### THE PROBLEM
Tell how many lines have the string "name" in them, and write nothing besides the number.
============
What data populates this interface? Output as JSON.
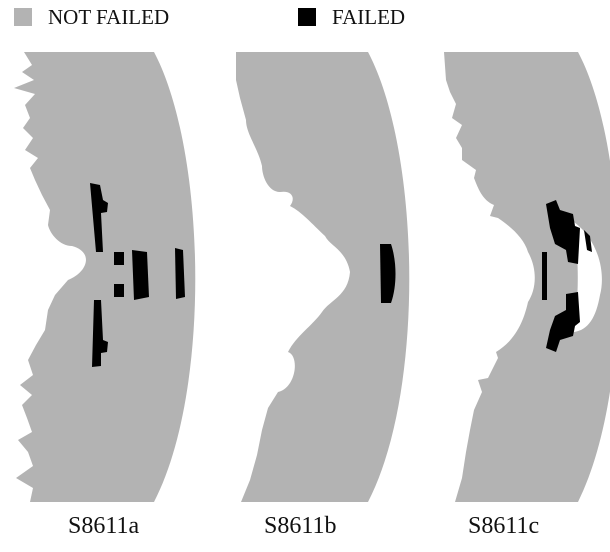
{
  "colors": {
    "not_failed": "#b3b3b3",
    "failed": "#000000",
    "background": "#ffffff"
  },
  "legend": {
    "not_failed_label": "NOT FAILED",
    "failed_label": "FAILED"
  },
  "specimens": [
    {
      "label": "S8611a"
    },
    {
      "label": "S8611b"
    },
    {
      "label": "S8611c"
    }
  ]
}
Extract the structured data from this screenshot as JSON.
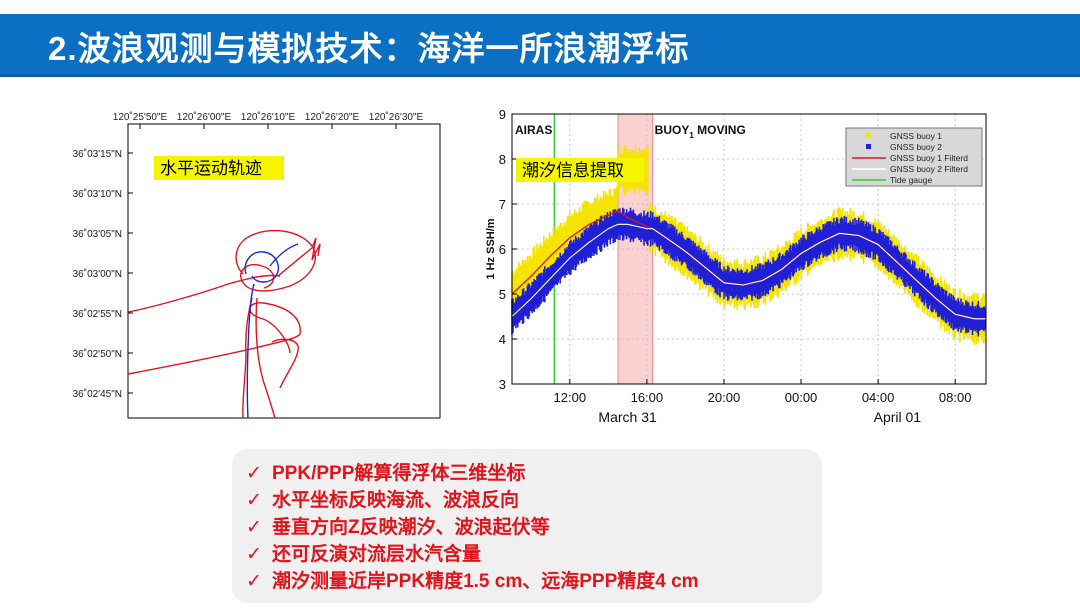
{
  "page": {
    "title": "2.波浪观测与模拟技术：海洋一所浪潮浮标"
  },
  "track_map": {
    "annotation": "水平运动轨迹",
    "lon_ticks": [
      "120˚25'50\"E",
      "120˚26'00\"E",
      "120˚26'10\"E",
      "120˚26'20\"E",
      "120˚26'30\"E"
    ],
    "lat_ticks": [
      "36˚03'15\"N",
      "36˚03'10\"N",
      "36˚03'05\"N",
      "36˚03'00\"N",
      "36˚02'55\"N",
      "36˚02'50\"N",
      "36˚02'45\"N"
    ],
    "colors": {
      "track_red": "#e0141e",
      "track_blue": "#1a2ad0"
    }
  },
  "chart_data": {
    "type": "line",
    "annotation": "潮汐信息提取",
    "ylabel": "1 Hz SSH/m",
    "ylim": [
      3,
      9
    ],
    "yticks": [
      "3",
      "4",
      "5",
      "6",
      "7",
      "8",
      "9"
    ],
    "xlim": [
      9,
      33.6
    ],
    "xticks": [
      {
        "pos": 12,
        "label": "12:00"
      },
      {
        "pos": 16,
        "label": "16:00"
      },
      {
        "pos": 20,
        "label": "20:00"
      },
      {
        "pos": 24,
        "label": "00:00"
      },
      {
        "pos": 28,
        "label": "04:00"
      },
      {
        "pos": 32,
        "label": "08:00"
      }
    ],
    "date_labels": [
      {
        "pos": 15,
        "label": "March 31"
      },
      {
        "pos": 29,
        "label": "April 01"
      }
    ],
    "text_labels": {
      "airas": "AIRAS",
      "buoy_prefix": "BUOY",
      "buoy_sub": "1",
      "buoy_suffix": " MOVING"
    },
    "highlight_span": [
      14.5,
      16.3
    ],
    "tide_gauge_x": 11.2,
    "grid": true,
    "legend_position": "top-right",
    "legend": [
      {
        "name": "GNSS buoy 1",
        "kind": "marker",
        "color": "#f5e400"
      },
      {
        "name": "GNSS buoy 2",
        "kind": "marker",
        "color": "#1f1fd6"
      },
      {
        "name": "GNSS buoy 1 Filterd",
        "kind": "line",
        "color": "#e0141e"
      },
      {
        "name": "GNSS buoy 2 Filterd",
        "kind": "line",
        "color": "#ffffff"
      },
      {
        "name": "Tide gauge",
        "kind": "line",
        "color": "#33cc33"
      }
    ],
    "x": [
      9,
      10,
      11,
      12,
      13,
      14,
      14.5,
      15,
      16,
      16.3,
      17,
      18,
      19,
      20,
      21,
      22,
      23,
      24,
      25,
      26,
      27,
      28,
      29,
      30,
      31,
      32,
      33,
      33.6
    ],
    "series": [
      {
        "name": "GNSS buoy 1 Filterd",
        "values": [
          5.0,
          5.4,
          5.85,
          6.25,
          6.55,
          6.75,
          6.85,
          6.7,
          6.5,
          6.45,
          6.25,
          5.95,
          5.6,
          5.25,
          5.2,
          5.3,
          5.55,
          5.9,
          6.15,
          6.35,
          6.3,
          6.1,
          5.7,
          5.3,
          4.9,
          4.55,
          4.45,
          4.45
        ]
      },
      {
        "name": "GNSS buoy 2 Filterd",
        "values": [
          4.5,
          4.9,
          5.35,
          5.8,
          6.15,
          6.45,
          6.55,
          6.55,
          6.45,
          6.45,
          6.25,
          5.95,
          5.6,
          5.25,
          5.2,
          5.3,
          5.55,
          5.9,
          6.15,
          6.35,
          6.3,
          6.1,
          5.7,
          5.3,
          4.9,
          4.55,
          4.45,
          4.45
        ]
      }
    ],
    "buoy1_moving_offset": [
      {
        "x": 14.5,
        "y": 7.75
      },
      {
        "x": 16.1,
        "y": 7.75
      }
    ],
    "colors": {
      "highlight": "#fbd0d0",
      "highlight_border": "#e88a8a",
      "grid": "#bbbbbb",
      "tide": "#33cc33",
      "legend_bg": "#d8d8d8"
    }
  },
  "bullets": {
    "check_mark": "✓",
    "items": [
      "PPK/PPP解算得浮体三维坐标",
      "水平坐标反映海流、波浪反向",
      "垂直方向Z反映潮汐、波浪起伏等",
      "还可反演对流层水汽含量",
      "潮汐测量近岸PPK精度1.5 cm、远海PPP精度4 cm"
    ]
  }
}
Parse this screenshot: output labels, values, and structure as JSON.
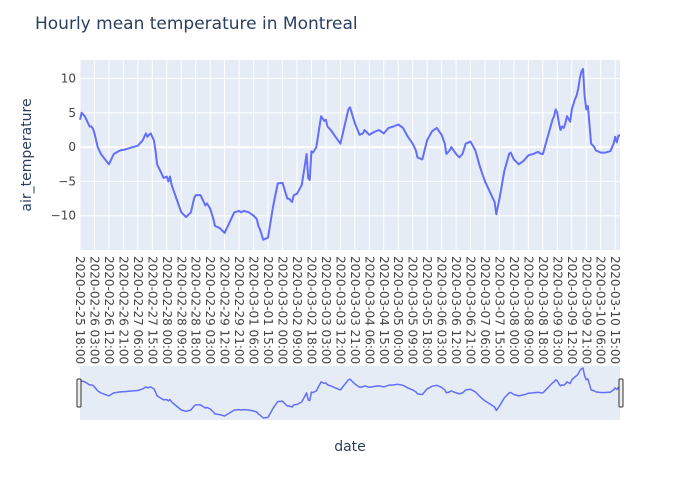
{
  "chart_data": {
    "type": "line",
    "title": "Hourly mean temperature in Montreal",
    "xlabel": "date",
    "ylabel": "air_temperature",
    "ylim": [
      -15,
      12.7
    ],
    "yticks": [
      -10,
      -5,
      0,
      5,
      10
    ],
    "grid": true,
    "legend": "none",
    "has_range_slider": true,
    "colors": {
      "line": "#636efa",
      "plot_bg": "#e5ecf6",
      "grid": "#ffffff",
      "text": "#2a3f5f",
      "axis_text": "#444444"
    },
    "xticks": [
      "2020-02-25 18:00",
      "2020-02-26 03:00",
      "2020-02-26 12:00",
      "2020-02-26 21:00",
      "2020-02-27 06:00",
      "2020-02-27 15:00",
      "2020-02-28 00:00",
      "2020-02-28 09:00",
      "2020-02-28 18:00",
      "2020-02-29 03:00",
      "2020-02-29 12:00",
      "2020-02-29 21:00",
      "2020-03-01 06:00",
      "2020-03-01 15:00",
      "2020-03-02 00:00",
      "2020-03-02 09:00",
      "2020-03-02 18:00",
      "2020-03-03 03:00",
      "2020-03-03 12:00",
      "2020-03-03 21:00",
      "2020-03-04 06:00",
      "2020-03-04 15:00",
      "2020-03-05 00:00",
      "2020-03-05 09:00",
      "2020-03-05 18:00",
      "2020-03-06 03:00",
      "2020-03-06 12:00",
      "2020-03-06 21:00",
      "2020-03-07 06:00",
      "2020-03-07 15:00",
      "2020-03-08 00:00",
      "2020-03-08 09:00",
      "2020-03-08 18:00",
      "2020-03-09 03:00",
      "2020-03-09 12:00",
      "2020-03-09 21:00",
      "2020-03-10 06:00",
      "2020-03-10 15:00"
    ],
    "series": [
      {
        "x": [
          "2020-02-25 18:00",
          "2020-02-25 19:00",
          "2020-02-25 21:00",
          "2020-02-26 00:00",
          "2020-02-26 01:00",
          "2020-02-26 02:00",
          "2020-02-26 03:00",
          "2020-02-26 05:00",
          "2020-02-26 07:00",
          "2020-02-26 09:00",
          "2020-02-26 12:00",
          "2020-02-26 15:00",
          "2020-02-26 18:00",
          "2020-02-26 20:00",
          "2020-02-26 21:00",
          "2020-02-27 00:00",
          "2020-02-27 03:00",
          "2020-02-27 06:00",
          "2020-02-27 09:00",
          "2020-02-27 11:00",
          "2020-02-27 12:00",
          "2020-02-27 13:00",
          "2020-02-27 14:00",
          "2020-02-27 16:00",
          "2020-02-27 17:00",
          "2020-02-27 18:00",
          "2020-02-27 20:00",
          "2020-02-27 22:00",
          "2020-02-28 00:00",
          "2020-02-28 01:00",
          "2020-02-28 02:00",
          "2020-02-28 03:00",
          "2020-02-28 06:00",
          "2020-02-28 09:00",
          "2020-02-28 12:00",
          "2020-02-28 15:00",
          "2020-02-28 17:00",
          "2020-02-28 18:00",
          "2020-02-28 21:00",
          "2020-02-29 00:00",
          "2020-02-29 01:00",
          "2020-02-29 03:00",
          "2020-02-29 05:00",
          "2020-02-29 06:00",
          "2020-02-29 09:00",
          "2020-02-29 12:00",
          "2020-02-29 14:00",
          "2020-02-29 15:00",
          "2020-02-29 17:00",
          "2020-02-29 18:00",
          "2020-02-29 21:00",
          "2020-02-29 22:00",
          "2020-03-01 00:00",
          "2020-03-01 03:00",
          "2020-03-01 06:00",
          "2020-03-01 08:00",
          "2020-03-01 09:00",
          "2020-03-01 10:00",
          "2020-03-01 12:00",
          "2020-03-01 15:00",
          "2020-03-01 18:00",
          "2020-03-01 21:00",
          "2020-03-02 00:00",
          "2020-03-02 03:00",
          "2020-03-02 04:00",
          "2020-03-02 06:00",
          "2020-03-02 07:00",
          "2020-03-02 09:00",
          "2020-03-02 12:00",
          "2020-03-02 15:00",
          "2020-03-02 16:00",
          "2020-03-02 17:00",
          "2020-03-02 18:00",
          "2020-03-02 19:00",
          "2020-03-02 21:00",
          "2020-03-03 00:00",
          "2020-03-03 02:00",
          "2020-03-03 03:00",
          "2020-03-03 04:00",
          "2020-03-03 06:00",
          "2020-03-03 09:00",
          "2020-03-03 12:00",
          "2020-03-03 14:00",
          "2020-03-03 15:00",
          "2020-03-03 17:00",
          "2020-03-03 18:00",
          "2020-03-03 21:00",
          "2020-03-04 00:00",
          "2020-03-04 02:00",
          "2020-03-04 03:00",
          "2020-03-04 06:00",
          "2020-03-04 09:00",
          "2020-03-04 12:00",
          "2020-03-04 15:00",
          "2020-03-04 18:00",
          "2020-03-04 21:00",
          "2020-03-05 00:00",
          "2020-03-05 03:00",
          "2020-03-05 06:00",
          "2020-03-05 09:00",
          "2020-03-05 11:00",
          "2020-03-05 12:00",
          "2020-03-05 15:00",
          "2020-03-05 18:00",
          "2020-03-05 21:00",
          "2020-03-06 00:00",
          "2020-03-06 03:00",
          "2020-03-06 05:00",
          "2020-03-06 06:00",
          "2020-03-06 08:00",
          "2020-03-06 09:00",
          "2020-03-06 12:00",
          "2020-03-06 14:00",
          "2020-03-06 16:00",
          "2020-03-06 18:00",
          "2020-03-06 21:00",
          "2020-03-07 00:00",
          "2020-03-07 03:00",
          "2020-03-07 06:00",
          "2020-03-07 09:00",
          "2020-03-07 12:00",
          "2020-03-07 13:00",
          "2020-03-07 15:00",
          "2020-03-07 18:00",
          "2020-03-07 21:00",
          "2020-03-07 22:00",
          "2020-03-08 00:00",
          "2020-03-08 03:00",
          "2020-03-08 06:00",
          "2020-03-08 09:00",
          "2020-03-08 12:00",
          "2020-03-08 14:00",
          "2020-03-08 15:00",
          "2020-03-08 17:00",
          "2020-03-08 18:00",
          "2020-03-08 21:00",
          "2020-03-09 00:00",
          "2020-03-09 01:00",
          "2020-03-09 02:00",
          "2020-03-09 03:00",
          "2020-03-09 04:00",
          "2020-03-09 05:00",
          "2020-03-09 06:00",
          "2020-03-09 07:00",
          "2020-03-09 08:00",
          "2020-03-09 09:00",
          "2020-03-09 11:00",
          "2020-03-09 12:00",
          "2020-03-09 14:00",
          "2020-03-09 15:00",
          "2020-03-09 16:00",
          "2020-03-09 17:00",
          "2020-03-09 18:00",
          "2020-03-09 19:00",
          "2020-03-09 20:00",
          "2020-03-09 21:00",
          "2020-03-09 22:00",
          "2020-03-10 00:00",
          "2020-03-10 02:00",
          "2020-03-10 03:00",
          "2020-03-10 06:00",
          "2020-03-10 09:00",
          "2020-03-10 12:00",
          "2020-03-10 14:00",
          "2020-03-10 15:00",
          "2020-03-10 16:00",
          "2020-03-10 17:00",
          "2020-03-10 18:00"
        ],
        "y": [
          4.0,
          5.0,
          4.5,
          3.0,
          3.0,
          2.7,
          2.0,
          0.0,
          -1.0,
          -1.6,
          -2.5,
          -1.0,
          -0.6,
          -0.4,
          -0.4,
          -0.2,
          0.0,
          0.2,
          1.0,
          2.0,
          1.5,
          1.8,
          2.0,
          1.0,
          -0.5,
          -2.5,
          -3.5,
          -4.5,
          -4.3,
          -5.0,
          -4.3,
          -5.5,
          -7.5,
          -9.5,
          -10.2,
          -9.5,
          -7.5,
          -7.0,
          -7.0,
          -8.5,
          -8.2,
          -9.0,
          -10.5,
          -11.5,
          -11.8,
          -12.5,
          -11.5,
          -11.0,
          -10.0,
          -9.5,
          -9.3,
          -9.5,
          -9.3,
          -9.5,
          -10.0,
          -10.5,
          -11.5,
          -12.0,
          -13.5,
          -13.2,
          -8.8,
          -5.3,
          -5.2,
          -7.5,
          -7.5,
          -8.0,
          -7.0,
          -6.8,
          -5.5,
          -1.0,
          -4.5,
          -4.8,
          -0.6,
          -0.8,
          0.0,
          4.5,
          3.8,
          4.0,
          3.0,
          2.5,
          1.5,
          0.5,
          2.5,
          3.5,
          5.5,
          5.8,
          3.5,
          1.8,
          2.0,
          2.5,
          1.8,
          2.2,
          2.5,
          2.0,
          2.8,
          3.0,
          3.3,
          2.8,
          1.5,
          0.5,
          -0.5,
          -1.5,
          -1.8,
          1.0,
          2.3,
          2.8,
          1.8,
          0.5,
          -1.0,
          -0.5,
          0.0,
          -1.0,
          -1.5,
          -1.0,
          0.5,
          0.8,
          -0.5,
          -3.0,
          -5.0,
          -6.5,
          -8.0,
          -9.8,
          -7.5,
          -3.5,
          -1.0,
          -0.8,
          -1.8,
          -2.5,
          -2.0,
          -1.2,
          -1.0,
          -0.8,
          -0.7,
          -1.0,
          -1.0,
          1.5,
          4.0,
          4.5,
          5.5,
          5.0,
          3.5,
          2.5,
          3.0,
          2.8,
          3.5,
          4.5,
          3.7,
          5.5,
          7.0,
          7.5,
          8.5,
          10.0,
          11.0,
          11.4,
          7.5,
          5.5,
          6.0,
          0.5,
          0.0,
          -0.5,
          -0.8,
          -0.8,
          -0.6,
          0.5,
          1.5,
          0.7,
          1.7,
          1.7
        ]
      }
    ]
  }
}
============
### RESPONSE TO THE EXERCISE
7